● WHAT YOU ARE ASKED TO DO: Quote all of the data below exactly, please.

▽

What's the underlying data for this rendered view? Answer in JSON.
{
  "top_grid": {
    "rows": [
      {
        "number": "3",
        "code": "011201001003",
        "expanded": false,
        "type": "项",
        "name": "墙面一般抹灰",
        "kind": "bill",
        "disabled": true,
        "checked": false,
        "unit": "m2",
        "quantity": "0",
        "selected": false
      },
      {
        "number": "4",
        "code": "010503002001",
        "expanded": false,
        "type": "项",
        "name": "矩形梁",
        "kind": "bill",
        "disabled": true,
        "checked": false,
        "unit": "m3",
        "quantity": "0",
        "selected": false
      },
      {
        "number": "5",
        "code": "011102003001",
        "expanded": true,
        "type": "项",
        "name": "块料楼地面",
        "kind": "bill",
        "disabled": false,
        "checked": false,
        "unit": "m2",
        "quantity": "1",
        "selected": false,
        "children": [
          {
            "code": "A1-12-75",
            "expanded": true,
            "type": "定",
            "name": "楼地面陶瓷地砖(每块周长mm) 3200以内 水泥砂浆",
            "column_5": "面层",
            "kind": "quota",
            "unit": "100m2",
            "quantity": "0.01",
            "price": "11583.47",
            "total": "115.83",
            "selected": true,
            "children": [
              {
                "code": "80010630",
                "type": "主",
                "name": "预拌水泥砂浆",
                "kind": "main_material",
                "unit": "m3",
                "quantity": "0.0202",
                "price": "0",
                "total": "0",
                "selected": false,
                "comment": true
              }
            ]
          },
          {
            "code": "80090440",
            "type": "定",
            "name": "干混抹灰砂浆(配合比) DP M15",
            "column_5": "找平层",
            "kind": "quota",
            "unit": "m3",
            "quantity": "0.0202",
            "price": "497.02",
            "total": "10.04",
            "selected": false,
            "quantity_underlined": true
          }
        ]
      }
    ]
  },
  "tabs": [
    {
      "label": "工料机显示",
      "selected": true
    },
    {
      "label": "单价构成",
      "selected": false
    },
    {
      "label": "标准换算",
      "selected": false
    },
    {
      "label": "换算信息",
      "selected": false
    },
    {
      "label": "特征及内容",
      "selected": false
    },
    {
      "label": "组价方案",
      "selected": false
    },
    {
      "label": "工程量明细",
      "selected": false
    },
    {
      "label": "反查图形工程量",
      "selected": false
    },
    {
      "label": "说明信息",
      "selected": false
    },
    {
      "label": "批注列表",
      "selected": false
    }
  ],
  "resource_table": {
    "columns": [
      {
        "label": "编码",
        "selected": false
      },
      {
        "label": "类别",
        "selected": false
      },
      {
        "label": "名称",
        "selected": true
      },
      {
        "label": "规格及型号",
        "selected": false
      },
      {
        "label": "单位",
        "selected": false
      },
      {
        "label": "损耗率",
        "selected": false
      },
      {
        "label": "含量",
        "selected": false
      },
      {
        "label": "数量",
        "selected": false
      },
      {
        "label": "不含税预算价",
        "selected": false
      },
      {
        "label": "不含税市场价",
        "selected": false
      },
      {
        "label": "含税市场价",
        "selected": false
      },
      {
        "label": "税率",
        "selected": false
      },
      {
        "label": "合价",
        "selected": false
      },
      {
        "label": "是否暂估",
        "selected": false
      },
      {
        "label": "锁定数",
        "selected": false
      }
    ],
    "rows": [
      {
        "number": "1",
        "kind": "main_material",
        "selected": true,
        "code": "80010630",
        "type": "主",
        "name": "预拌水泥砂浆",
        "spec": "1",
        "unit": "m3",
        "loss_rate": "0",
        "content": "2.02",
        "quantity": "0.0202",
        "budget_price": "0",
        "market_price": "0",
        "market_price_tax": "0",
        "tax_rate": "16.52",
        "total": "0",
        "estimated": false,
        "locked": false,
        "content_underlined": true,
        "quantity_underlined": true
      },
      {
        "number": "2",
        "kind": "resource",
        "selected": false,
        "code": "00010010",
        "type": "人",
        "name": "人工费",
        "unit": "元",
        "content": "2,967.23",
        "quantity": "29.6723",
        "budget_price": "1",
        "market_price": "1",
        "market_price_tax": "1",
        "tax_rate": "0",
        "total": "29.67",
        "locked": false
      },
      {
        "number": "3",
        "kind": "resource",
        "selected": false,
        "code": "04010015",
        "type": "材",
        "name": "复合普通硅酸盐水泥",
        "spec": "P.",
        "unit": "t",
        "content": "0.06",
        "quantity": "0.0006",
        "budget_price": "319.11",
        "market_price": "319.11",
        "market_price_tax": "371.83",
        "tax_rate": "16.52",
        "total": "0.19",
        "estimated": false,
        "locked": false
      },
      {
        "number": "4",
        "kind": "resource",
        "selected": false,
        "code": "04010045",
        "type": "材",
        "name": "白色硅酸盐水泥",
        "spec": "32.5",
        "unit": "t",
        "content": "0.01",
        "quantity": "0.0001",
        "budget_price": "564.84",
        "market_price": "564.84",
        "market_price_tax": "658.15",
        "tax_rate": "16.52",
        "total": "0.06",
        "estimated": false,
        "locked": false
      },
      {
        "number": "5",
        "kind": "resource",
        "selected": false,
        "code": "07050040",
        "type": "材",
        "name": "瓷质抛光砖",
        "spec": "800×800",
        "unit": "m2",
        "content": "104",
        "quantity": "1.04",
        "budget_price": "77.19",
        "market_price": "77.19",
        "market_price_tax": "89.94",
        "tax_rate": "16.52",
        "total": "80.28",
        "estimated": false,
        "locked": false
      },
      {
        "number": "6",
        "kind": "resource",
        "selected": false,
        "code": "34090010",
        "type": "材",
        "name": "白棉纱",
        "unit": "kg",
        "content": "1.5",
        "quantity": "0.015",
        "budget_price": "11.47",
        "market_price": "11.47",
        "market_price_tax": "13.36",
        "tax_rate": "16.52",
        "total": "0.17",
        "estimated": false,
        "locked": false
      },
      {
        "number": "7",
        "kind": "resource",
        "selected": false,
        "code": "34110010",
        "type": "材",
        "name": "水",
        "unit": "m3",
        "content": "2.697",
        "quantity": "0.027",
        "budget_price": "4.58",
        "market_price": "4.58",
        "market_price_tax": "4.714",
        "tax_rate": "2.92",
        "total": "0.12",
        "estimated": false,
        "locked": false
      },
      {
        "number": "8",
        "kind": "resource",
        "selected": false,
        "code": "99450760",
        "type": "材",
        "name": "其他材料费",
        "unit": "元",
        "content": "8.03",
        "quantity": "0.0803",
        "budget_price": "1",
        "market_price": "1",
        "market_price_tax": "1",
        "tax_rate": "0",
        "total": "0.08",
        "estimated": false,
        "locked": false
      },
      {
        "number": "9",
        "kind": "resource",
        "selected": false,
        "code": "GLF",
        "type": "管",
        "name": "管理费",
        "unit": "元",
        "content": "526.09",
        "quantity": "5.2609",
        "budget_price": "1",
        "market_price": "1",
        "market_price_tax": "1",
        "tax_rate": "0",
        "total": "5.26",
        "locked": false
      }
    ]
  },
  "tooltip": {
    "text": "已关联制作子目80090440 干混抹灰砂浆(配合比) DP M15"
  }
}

△

● COMPLETE ANSWER:
What's the underlying data for this rendered view? Answer in JSON.
{
  "top_grid": {
    "rows": [
      {
        "number": "3",
        "code": "011201001003",
        "expanded": false,
        "type": "项",
        "name": "墙面一般抹灰",
        "kind": "bill",
        "disabled": true,
        "checked": false,
        "unit": "m2",
        "quantity": "0",
        "selected": false
      },
      {
        "number": "4",
        "code": "010503002001",
        "expanded": false,
        "type": "项",
        "name": "矩形梁",
        "kind": "bill",
        "disabled": true,
        "checked": false,
        "unit": "m3",
        "quantity": "0",
        "selected": false
      },
      {
        "number": "5",
        "code": "011102003001",
        "expanded": true,
        "type": "项",
        "name": "块料楼地面",
        "kind": "bill",
        "disabled": false,
        "checked": false,
        "unit": "m2",
        "quantity": "1",
        "selected": false,
        "children": [
          {
            "code": "A1-12-75",
            "expanded": true,
            "type": "定",
            "name": "楼地面陶瓷地砖(每块周长mm) 3200以内 水泥砂浆",
            "column_5": "面层",
            "kind": "quota",
            "unit": "100m2",
            "quantity": "0.01",
            "price": "11583.47",
            "total": "115.83",
            "selected": true,
            "children": [
              {
                "code": "80010630",
                "type": "主",
                "name": "预拌水泥砂浆",
                "kind": "main_material",
                "unit": "m3",
                "quantity": "0.0202",
                "price": "0",
                "total": "0",
                "selected": false,
                "comment": true
              }
            ]
          },
          {
            "code": "80090440",
            "type": "定",
            "name": "干混抹灰砂浆(配合比) DP M15",
            "column_5": "找平层",
            "kind": "quota",
            "unit": "m3",
            "quantity": "0.0202",
            "price": "497.02",
            "total": "10.04",
            "selected": false,
            "quantity_underlined": true
          }
        ]
      }
    ]
  },
  "tabs": [
    {
      "label": "工料机显示",
      "selected": true
    },
    {
      "label": "单价构成",
      "selected": false
    },
    {
      "label": "标准换算",
      "selected": false
    },
    {
      "label": "换算信息",
      "selected": false
    },
    {
      "label": "特征及内容",
      "selected": false
    },
    {
      "label": "组价方案",
      "selected": false
    },
    {
      "label": "工程量明细",
      "selected": false
    },
    {
      "label": "反查图形工程量",
      "selected": false
    },
    {
      "label": "说明信息",
      "selected": false
    },
    {
      "label": "批注列表",
      "selected": false
    }
  ],
  "resource_table": {
    "columns": [
      {
        "label": "编码",
        "selected": false
      },
      {
        "label": "类别",
        "selected": false
      },
      {
        "label": "名称",
        "selected": true
      },
      {
        "label": "规格及型号",
        "selected": false
      },
      {
        "label": "单位",
        "selected": false
      },
      {
        "label": "损耗率",
        "selected": false
      },
      {
        "label": "含量",
        "selected": false
      },
      {
        "label": "数量",
        "selected": false
      },
      {
        "label": "不含税预算价",
        "selected": false
      },
      {
        "label": "不含税市场价",
        "selected": false
      },
      {
        "label": "含税市场价",
        "selected": false
      },
      {
        "label": "税率",
        "selected": false
      },
      {
        "label": "合价",
        "selected": false
      },
      {
        "label": "是否暂估",
        "selected": false
      },
      {
        "label": "锁定数",
        "selected": false
      }
    ],
    "rows": [
      {
        "number": "1",
        "kind": "main_material",
        "selected": true,
        "code": "80010630",
        "type": "主",
        "name": "预拌水泥砂浆",
        "spec": "1",
        "unit": "m3",
        "loss_rate": "0",
        "content": "2.02",
        "quantity": "0.0202",
        "budget_price": "0",
        "market_price": "0",
        "market_price_tax": "0",
        "tax_rate": "16.52",
        "total": "0",
        "estimated": false,
        "locked": false,
        "content_underlined": true,
        "quantity_underlined": true
      },
      {
        "number": "2",
        "kind": "resource",
        "selected": false,
        "code": "00010010",
        "type": "人",
        "name": "人工费",
        "unit": "元",
        "content": "2,967.23",
        "quantity": "29.6723",
        "budget_price": "1",
        "market_price": "1",
        "market_price_tax": "1",
        "tax_rate": "0",
        "total": "29.67",
        "locked": false
      },
      {
        "number": "3",
        "kind": "resource",
        "selected": false,
        "code": "04010015",
        "type": "材",
        "name": "复合普通硅酸盐水泥",
        "spec": "P.",
        "unit": "t",
        "content": "0.06",
        "quantity": "0.0006",
        "budget_price": "319.11",
        "market_price": "319.11",
        "market_price_tax": "371.83",
        "tax_rate": "16.52",
        "total": "0.19",
        "estimated": false,
        "locked": false
      },
      {
        "number": "4",
        "kind": "resource",
        "selected": false,
        "code": "04010045",
        "type": "材",
        "name": "白色硅酸盐水泥",
        "spec": "32.5",
        "unit": "t",
        "content": "0.01",
        "quantity": "0.0001",
        "budget_price": "564.84",
        "market_price": "564.84",
        "market_price_tax": "658.15",
        "tax_rate": "16.52",
        "total": "0.06",
        "estimated": false,
        "locked": false
      },
      {
        "number": "5",
        "kind": "resource",
        "selected": false,
        "code": "07050040",
        "type": "材",
        "name": "瓷质抛光砖",
        "spec": "800×800",
        "unit": "m2",
        "content": "104",
        "quantity": "1.04",
        "budget_price": "77.19",
        "market_price": "77.19",
        "market_price_tax": "89.94",
        "tax_rate": "16.52",
        "total": "80.28",
        "estimated": false,
        "locked": false
      },
      {
        "number": "6",
        "kind": "resource",
        "selected": false,
        "code": "34090010",
        "type": "材",
        "name": "白棉纱",
        "unit": "kg",
        "content": "1.5",
        "quantity": "0.015",
        "budget_price": "11.47",
        "market_price": "11.47",
        "market_price_tax": "13.36",
        "tax_rate": "16.52",
        "total": "0.17",
        "estimated": false,
        "locked": false
      },
      {
        "number": "7",
        "kind": "resource",
        "selected": false,
        "code": "34110010",
        "type": "材",
        "name": "水",
        "unit": "m3",
        "content": "2.697",
        "quantity": "0.027",
        "budget_price": "4.58",
        "market_price": "4.58",
        "market_price_tax": "4.714",
        "tax_rate": "2.92",
        "total": "0.12",
        "estimated": false,
        "locked": false
      },
      {
        "number": "8",
        "kind": "resource",
        "selected": false,
        "code": "99450760",
        "type": "材",
        "name": "其他材料费",
        "unit": "元",
        "content": "8.03",
        "quantity": "0.0803",
        "budget_price": "1",
        "market_price": "1",
        "market_price_tax": "1",
        "tax_rate": "0",
        "total": "0.08",
        "estimated": false,
        "locked": false
      },
      {
        "number": "9",
        "kind": "resource",
        "selected": false,
        "code": "GLF",
        "type": "管",
        "name": "管理费",
        "unit": "元",
        "content": "526.09",
        "quantity": "5.2609",
        "budget_price": "1",
        "market_price": "1",
        "market_price_tax": "1",
        "tax_rate": "0",
        "total": "5.26",
        "locked": false
      }
    ]
  },
  "tooltip": {
    "text": "已关联制作子目80090440 干混抹灰砂浆(配合比) DP M15"
  }
}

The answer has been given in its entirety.